RECORDS SUPPLIED:

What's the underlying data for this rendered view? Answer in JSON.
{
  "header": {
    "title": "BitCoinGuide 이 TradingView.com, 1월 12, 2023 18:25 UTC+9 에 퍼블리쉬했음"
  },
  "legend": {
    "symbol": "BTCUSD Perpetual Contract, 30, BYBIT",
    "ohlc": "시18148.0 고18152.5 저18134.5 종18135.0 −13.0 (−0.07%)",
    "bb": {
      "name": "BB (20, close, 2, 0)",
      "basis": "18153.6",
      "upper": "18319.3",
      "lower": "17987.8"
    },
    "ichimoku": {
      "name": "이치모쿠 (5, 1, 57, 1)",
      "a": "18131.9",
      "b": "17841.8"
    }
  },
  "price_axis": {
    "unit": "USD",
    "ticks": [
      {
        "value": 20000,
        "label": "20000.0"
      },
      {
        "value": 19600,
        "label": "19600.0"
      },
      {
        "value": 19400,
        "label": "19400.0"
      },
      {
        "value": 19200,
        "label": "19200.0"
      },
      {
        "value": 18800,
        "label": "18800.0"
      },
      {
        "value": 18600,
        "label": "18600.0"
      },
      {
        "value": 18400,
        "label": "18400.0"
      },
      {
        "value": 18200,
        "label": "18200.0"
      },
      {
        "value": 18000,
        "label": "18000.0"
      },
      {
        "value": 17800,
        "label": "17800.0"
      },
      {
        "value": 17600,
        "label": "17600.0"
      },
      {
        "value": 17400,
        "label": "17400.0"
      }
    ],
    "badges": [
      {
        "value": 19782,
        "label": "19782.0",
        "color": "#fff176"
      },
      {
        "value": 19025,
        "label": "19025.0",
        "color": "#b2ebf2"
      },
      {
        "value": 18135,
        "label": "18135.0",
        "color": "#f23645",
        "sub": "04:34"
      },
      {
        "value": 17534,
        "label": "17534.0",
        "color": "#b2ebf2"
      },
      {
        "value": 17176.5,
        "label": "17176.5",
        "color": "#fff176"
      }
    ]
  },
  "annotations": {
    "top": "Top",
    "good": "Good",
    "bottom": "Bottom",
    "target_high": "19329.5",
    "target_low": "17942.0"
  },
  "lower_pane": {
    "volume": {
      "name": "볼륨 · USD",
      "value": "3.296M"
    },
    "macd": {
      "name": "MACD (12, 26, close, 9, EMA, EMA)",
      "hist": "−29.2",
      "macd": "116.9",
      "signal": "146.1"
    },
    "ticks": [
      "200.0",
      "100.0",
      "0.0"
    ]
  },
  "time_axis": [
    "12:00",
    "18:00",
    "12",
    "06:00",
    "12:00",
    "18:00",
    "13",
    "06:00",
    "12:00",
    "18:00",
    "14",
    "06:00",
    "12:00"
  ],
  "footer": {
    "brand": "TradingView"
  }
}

EXERCISE DESCRIPTION:
Repeat the material word for word, in full.

TASK ANSWER:
What's the underlying data for this rendered view? Answer in JSON.
{
  "header": {
    "title": "BitCoinGuide 이 TradingView.com, 1월 12, 2023 18:25 UTC+9 에 퍼블리쉬했음"
  },
  "legend": {
    "symbol": "BTCUSD Perpetual Contract, 30, BYBIT",
    "ohlc": "시18148.0 고18152.5 저18134.5 종18135.0 −13.0 (−0.07%)",
    "bb": {
      "name": "BB (20, close, 2, 0)",
      "basis": "18153.6",
      "upper": "18319.3",
      "lower": "17987.8"
    },
    "ichimoku": {
      "name": "이치모쿠 (5, 1, 57, 1)",
      "a": "18131.9",
      "b": "17841.8"
    }
  },
  "price_axis": {
    "unit": "USD",
    "ticks": [
      {
        "value": 20000,
        "label": "20000.0"
      },
      {
        "value": 19600,
        "label": "19600.0"
      },
      {
        "value": 19400,
        "label": "19400.0"
      },
      {
        "value": 19200,
        "label": "19200.0"
      },
      {
        "value": 18800,
        "label": "18800.0"
      },
      {
        "value": 18600,
        "label": "18600.0"
      },
      {
        "value": 18400,
        "label": "18400.0"
      },
      {
        "value": 18200,
        "label": "18200.0"
      },
      {
        "value": 18000,
        "label": "18000.0"
      },
      {
        "value": 17800,
        "label": "17800.0"
      },
      {
        "value": 17600,
        "label": "17600.0"
      },
      {
        "value": 17400,
        "label": "17400.0"
      }
    ],
    "badges": [
      {
        "value": 19782,
        "label": "19782.0",
        "color": "#fff176"
      },
      {
        "value": 19025,
        "label": "19025.0",
        "color": "#b2ebf2"
      },
      {
        "value": 18135,
        "label": "18135.0",
        "color": "#f23645",
        "sub": "04:34"
      },
      {
        "value": 17534,
        "label": "17534.0",
        "color": "#b2ebf2"
      },
      {
        "value": 17176.5,
        "label": "17176.5",
        "color": "#fff176"
      }
    ]
  },
  "annotations": {
    "top": "Top",
    "good": "Good",
    "bottom": "Bottom",
    "target_high": "19329.5",
    "target_low": "17942.0"
  },
  "lower_pane": {
    "volume": {
      "name": "볼륨 · USD",
      "value": "3.296M"
    },
    "macd": {
      "name": "MACD (12, 26, close, 9, EMA, EMA)",
      "hist": "−29.2",
      "macd": "116.9",
      "signal": "146.1"
    },
    "ticks": [
      "200.0",
      "100.0",
      "0.0"
    ]
  },
  "time_axis": [
    "12:00",
    "18:00",
    "12",
    "06:00",
    "12:00",
    "18:00",
    "13",
    "06:00",
    "12:00",
    "18:00",
    "14",
    "06:00",
    "12:00"
  ],
  "footer": {
    "brand": "TradingView"
  }
}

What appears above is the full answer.